**TASK PROMPT**.
Images should be left out, and everything else in the listing reproduced exactly.

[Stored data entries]
START
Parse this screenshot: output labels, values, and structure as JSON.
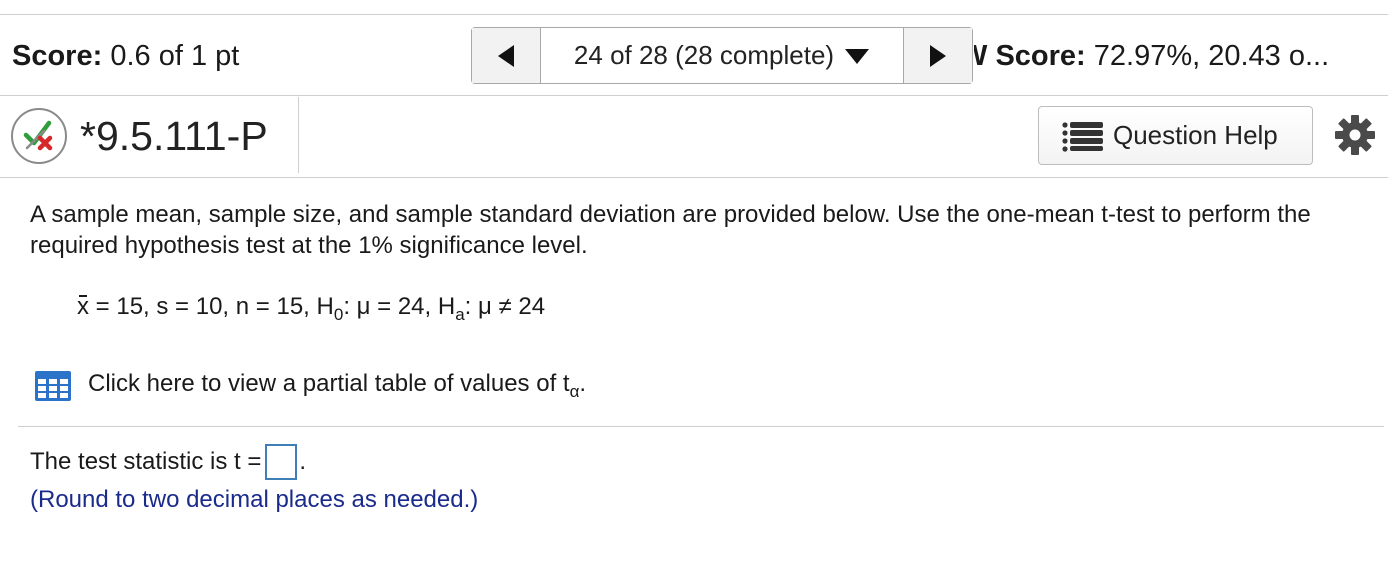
{
  "header": {
    "score_label": "Score:",
    "score_value": "0.6 of 1 pt",
    "navigation": {
      "prev_icon": "triangle-left-icon",
      "position_text": "24 of 28 (28 complete)",
      "dropdown_icon": "triangle-down-icon",
      "next_icon": "triangle-right-icon"
    },
    "hw_score_prefix": "W",
    "hw_score_label": "Score:",
    "hw_score_value": "72.97%, 20.43 o..."
  },
  "question": {
    "status_icon": "partial-credit-icon",
    "id": "*9.5.111-P",
    "help_icon": "list-icon",
    "help_label": "Question Help",
    "settings_icon": "gear-icon"
  },
  "problem": {
    "text": "A sample mean, sample size, and sample standard deviation are provided below. Use the one-mean t-test to perform the required hypothesis test at the 1% significance level.",
    "given": {
      "xbar_symbol": "x",
      "xbar_rest": "= 15, s = 10, n = 15, H",
      "h0_sub": "0",
      "h0_rest": ": μ = 24, H",
      "ha_sub": "a",
      "ha_rest": ": μ ≠ 24"
    },
    "table_link": {
      "icon": "table-icon",
      "text": "Click here to view a partial table of values of t",
      "sub": "α",
      "suffix": "."
    }
  },
  "answer": {
    "prompt": "The test statistic is t =",
    "value": "",
    "suffix": ".",
    "hint": "(Round to two decimal places as needed.)"
  },
  "colors": {
    "accent_blue": "#3f7fb8",
    "hint_text": "#1a2b8c",
    "check_green": "#2e9e3a",
    "cross_red": "#d62828",
    "table_icon_blue": "#2a73c9"
  }
}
END
**SOLUTION**.
Parse this screenshot: output labels, values, and structure as JSON.
{
  "header": {
    "score_label": "Score:",
    "score_value": "0.6 of 1 pt",
    "navigation": {
      "prev_icon": "triangle-left-icon",
      "position_text": "24 of 28 (28 complete)",
      "dropdown_icon": "triangle-down-icon",
      "next_icon": "triangle-right-icon"
    },
    "hw_score_prefix": "W",
    "hw_score_label": "Score:",
    "hw_score_value": "72.97%, 20.43 o..."
  },
  "question": {
    "status_icon": "partial-credit-icon",
    "id": "*9.5.111-P",
    "help_icon": "list-icon",
    "help_label": "Question Help",
    "settings_icon": "gear-icon"
  },
  "problem": {
    "text": "A sample mean, sample size, and sample standard deviation are provided below. Use the one-mean t-test to perform the required hypothesis test at the 1% significance level.",
    "given": {
      "xbar_symbol": "x",
      "xbar_rest": "= 15, s = 10, n = 15, H",
      "h0_sub": "0",
      "h0_rest": ": μ = 24, H",
      "ha_sub": "a",
      "ha_rest": ": μ ≠ 24"
    },
    "table_link": {
      "icon": "table-icon",
      "text": "Click here to view a partial table of values of t",
      "sub": "α",
      "suffix": "."
    }
  },
  "answer": {
    "prompt": "The test statistic is t =",
    "value": "",
    "suffix": ".",
    "hint": "(Round to two decimal places as needed.)"
  },
  "colors": {
    "accent_blue": "#3f7fb8",
    "hint_text": "#1a2b8c",
    "check_green": "#2e9e3a",
    "cross_red": "#d62828",
    "table_icon_blue": "#2a73c9"
  }
}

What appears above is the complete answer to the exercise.